# [Goal]
All of the records below must be output exactly, with no pictures carried over.

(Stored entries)

************

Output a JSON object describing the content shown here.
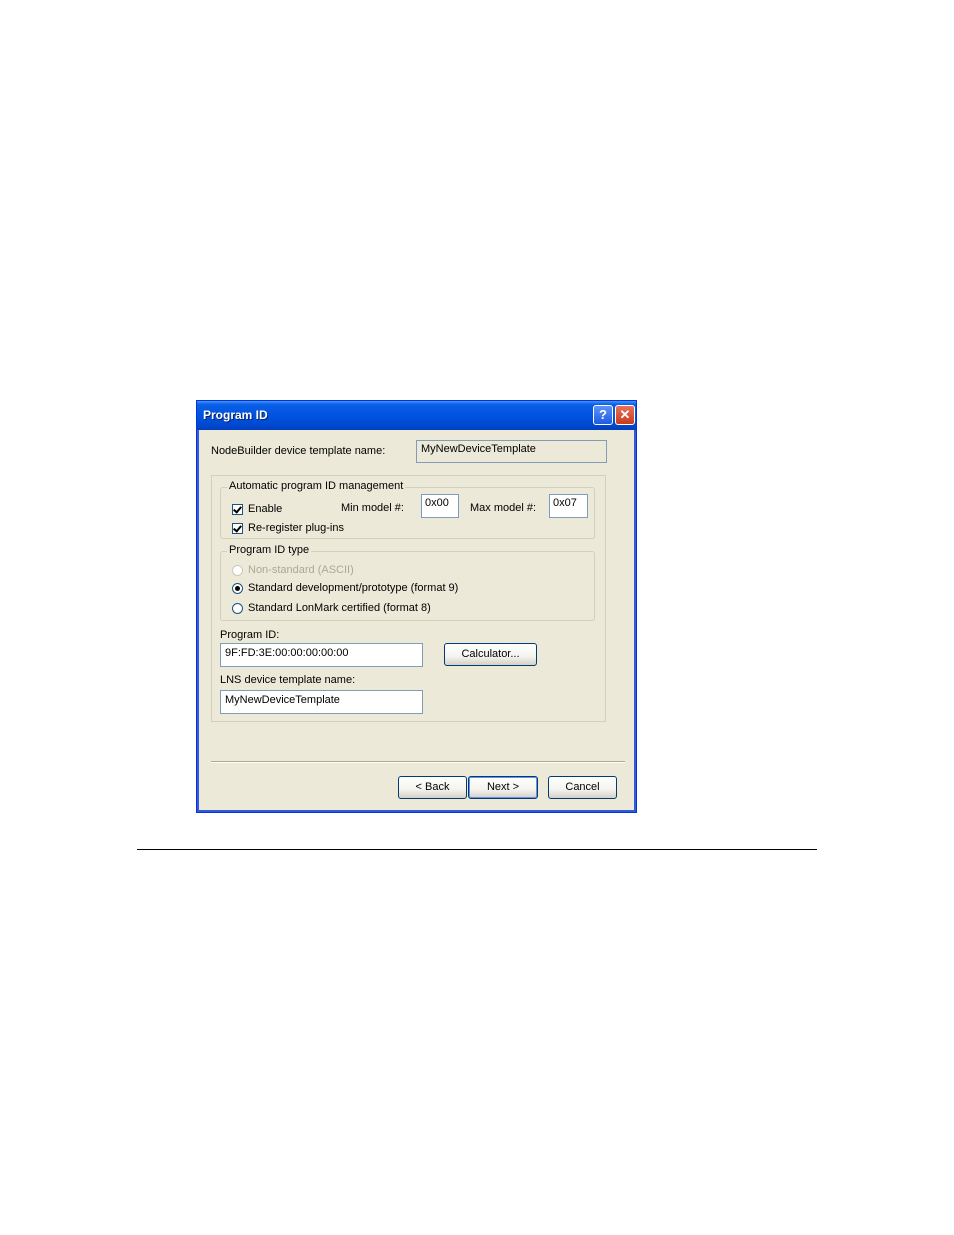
{
  "window": {
    "title": "Program ID",
    "help_glyph": "?",
    "close_glyph": "✕"
  },
  "form": {
    "nodebuilder_label": "NodeBuilder device template name:",
    "nodebuilder_value": "MyNewDeviceTemplate",
    "auto_group": {
      "title": "Automatic program ID management",
      "enable_label": "Enable",
      "enable_checked": true,
      "min_model_label": "Min model #:",
      "min_model_value": "0x00",
      "max_model_label": "Max model #:",
      "max_model_value": "0x07",
      "reregister_label": "Re-register plug-ins",
      "reregister_checked": true
    },
    "type_group": {
      "title": "Program ID type",
      "options": [
        {
          "label": "Non-standard (ASCII)",
          "selected": false,
          "disabled": true
        },
        {
          "label": "Standard development/prototype (format 9)",
          "selected": true,
          "disabled": false
        },
        {
          "label": "Standard LonMark certified (format 8)",
          "selected": false,
          "disabled": false
        }
      ]
    },
    "program_id_label": "Program ID:",
    "program_id_value": "9F:FD:3E:00:00:00:00:00",
    "calculator_label": "Calculator...",
    "lns_label": "LNS device template name:",
    "lns_value": "MyNewDeviceTemplate"
  },
  "buttons": {
    "back": "< Back",
    "next": "Next >",
    "cancel": "Cancel"
  },
  "colors": {
    "titlebar": "#0053E1",
    "dialog_face": "#ECE9D8",
    "field_border": "#7F9DB9"
  }
}
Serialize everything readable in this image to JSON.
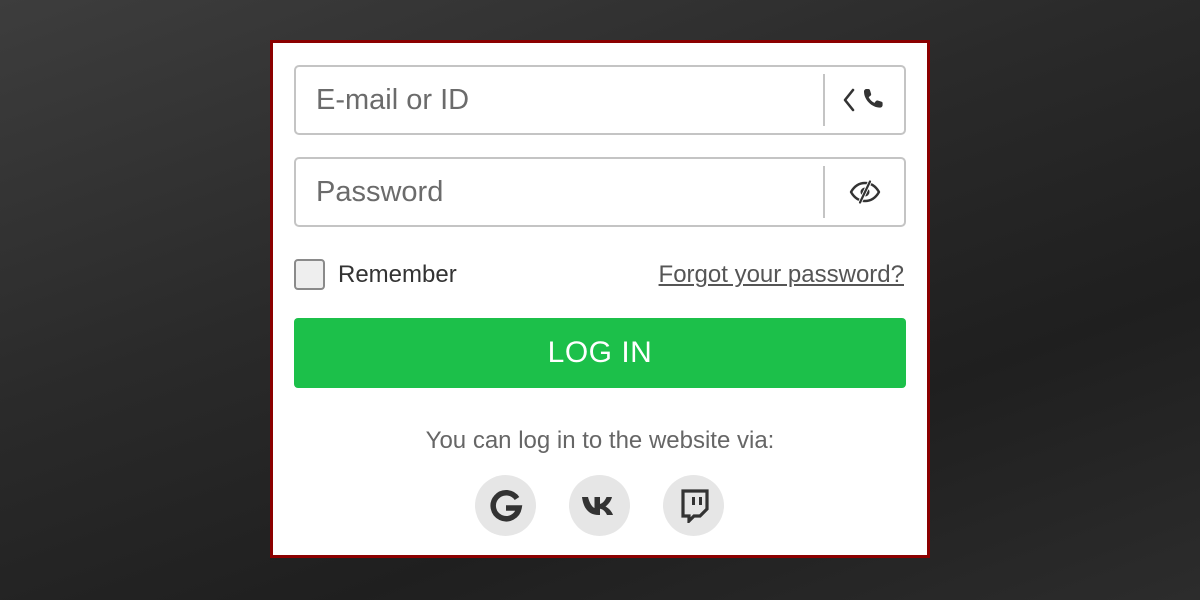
{
  "login": {
    "email_placeholder": "E-mail or ID",
    "password_placeholder": "Password",
    "remember_label": "Remember",
    "forgot_link": "Forgot your password?",
    "login_button": "LOG IN",
    "social_text": "You can log in to the website via:"
  },
  "icons": {
    "email_toggle": [
      "chevron-left-icon",
      "phone-icon"
    ],
    "password_toggle": "eye-slash-icon",
    "social": [
      "google-icon",
      "vk-icon",
      "twitch-icon"
    ]
  },
  "colors": {
    "panel_border": "#8b0000",
    "login_button": "#1cc04a",
    "social_button_bg": "#e6e6e6"
  }
}
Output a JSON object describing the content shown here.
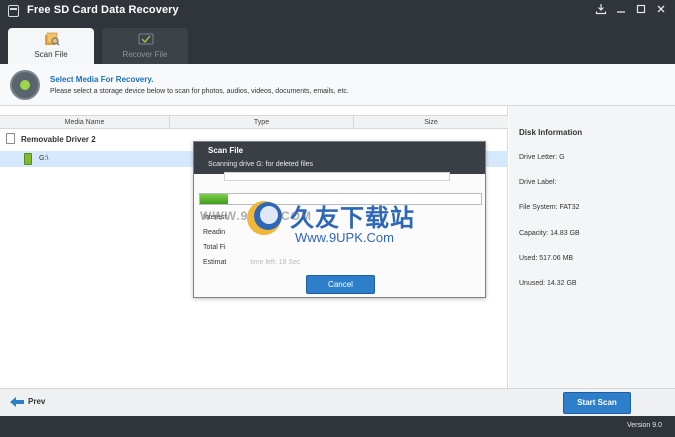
{
  "window": {
    "title": "Free SD Card Data Recovery",
    "controls": [
      "download",
      "minimize",
      "restore",
      "close"
    ]
  },
  "tabs": [
    {
      "label": "Scan File",
      "active": true,
      "icon": "scan-file-icon"
    },
    {
      "label": "Recover File",
      "active": false,
      "icon": "recover-file-icon"
    }
  ],
  "info": {
    "heading": "Select Media For Recovery.",
    "description": "Please select a storage device below to scan for photos, audios, videos, documents, emails, etc."
  },
  "grid": {
    "columns": [
      "Media Name",
      "Type",
      "Size"
    ],
    "group": "Removable Driver 2",
    "drive": "G:\\"
  },
  "disk_info": {
    "heading": "Disk Information",
    "letter": "Drive Letter: G",
    "label": "Drive Label:",
    "fs": "File System: FAT32",
    "capacity": "Capacity: 14.83 GB",
    "used": "Used: 517.06 MB",
    "unused": "Unused: 14.32 GB"
  },
  "dialog": {
    "title": "Scan File",
    "subtitle": "Scanning drive G: for deleted files",
    "progress_fraction": 0.1,
    "fields": [
      {
        "label": "Interest",
        "value": ""
      },
      {
        "label": "Readin",
        "value": ""
      },
      {
        "label": "Total Fi",
        "value": ""
      },
      {
        "label": "Estimat",
        "value": "time left: 18 Sec"
      }
    ],
    "cancel": "Cancel"
  },
  "watermark": {
    "url_left": "WWW.9UPK.COM",
    "cn": "久友下载站",
    "url_right": "Www.9UPK.Com"
  },
  "footer": {
    "prev": "Prev",
    "start": "Start Scan",
    "version": "Version 9.0"
  },
  "colors": {
    "chrome": "#2f353b",
    "accent": "#2d7fc9",
    "selection": "#d6e8fb",
    "progress": "#5cb830"
  }
}
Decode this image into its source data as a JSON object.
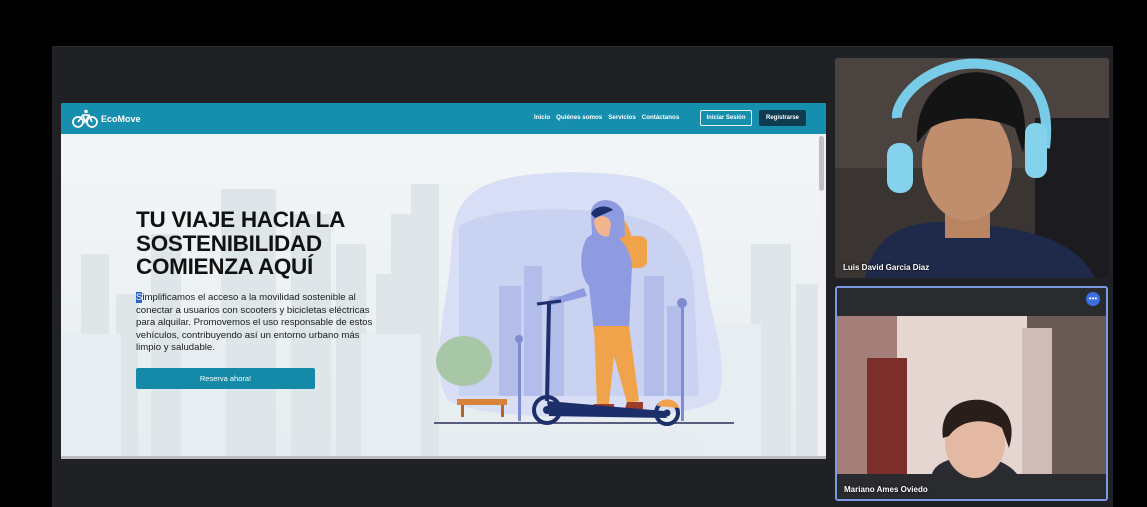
{
  "site": {
    "brand": "EcoMove",
    "nav": [
      "Inicio",
      "Quiénes somos",
      "Servicios",
      "Contáctanos"
    ],
    "login_label": "Iniciar Sesión",
    "register_label": "Registrarse",
    "hero_title_lines": [
      "TU VIAJE HACIA LA",
      "SOSTENIBILIDAD",
      "COMIENZA AQUÍ"
    ],
    "hero_desc_first_letter": "S",
    "hero_desc_rest": "implificamos el acceso a la movilidad sostenible al conectar a usuarios con scooters y bicicletas eléctricas para alquilar. Promovemos el uso responsable de estos vehículos, contribuyendo así un entorno urbano más limpio y saludable.",
    "cta_label": "Reserva ahora!"
  },
  "participants": [
    {
      "name": "Luis David Garcia Diaz"
    },
    {
      "name": "Mariano Ames Oviedo",
      "more_icon": "more-options-icon"
    }
  ],
  "colors": {
    "navbar": "#168fae",
    "cta": "#158aa8",
    "register_button": "#0f3b50",
    "active_speaker_border": "#7c99e3"
  }
}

************

# [Exercise output]
Output a JSON object describing the content shown here.
{
  "window": {
    "title": "Program ID",
    "help_glyph": "?",
    "close_glyph": "✕"
  },
  "form": {
    "nodebuilder_label": "NodeBuilder device template name:",
    "nodebuilder_value": "MyNewDeviceTemplate",
    "auto_group": {
      "title": "Automatic program ID management",
      "enable_label": "Enable",
      "enable_checked": true,
      "min_model_label": "Min model #:",
      "min_model_value": "0x00",
      "max_model_label": "Max model #:",
      "max_model_value": "0x07",
      "reregister_label": "Re-register plug-ins",
      "reregister_checked": true
    },
    "type_group": {
      "title": "Program ID type",
      "options": [
        {
          "label": "Non-standard (ASCII)",
          "selected": false,
          "disabled": true
        },
        {
          "label": "Standard development/prototype (format 9)",
          "selected": true,
          "disabled": false
        },
        {
          "label": "Standard LonMark certified (format 8)",
          "selected": false,
          "disabled": false
        }
      ]
    },
    "program_id_label": "Program ID:",
    "program_id_value": "9F:FD:3E:00:00:00:00:00",
    "calculator_label": "Calculator...",
    "lns_label": "LNS device template name:",
    "lns_value": "MyNewDeviceTemplate"
  },
  "buttons": {
    "back": "< Back",
    "next": "Next >",
    "cancel": "Cancel"
  },
  "colors": {
    "titlebar": "#0053E1",
    "dialog_face": "#ECE9D8",
    "field_border": "#7F9DB9"
  }
}
Serialize everything readable in this image to JSON.
{
  "login": {
    "email_placeholder": "E-mail or ID",
    "password_placeholder": "Password",
    "remember_label": "Remember",
    "forgot_link": "Forgot your password?",
    "login_button": "LOG IN",
    "social_text": "You can log in to the website via:"
  },
  "icons": {
    "email_toggle": [
      "chevron-left-icon",
      "phone-icon"
    ],
    "password_toggle": "eye-slash-icon",
    "social": [
      "google-icon",
      "vk-icon",
      "twitch-icon"
    ]
  },
  "colors": {
    "panel_border": "#8b0000",
    "login_button": "#1cc04a",
    "social_button_bg": "#e6e6e6"
  }
}
Output a JSON object describing the content shown here.
{
  "window": {
    "title": "Free SD Card Data Recovery",
    "controls": [
      "download",
      "minimize",
      "restore",
      "close"
    ]
  },
  "tabs": [
    {
      "label": "Scan File",
      "active": true,
      "icon": "scan-file-icon"
    },
    {
      "label": "Recover File",
      "active": false,
      "icon": "recover-file-icon"
    }
  ],
  "info": {
    "heading": "Select Media For Recovery.",
    "description": "Please select a storage device below to scan for photos, audios, videos, documents, emails, etc."
  },
  "grid": {
    "columns": [
      "Media Name",
      "Type",
      "Size"
    ],
    "group": "Removable Driver 2",
    "drive": "G:\\"
  },
  "disk_info": {
    "heading": "Disk Information",
    "letter": "Drive Letter: G",
    "label": "Drive Label:",
    "fs": "File System: FAT32",
    "capacity": "Capacity: 14.83 GB",
    "used": "Used: 517.06 MB",
    "unused": "Unused: 14.32 GB"
  },
  "dialog": {
    "title": "Scan File",
    "subtitle": "Scanning drive G: for deleted files",
    "progress_fraction": 0.1,
    "fields": [
      {
        "label": "Interest",
        "value": ""
      },
      {
        "label": "Readin",
        "value": ""
      },
      {
        "label": "Total Fi",
        "value": ""
      },
      {
        "label": "Estimat",
        "value": "time left: 18 Sec"
      }
    ],
    "cancel": "Cancel"
  },
  "watermark": {
    "url_left": "WWW.9UPK.COM",
    "cn": "久友下载站",
    "url_right": "Www.9UPK.Com"
  },
  "footer": {
    "prev": "Prev",
    "start": "Start Scan",
    "version": "Version 9.0"
  },
  "colors": {
    "chrome": "#2f353b",
    "accent": "#2d7fc9",
    "selection": "#d6e8fb",
    "progress": "#5cb830"
  }
}
Decode this image into its source data as a JSON object.
{
  "site": {
    "brand": "EcoMove",
    "nav": [
      "Inicio",
      "Quiénes somos",
      "Servicios",
      "Contáctanos"
    ],
    "login_label": "Iniciar Sesión",
    "register_label": "Registrarse",
    "hero_title_lines": [
      "TU VIAJE HACIA LA",
      "SOSTENIBILIDAD",
      "COMIENZA AQUÍ"
    ],
    "hero_desc_first_letter": "S",
    "hero_desc_rest": "implificamos el acceso a la movilidad sostenible al conectar a usuarios con scooters y bicicletas eléctricas para alquilar. Promovemos el uso responsable de estos vehículos, contribuyendo así un entorno urbano más limpio y saludable.",
    "cta_label": "Reserva ahora!"
  },
  "participants": [
    {
      "name": "Luis David Garcia Diaz"
    },
    {
      "name": "Mariano Ames Oviedo",
      "more_icon": "more-options-icon"
    }
  ],
  "colors": {
    "navbar": "#168fae",
    "cta": "#158aa8",
    "register_button": "#0f3b50",
    "active_speaker_border": "#7c99e3"
  }
}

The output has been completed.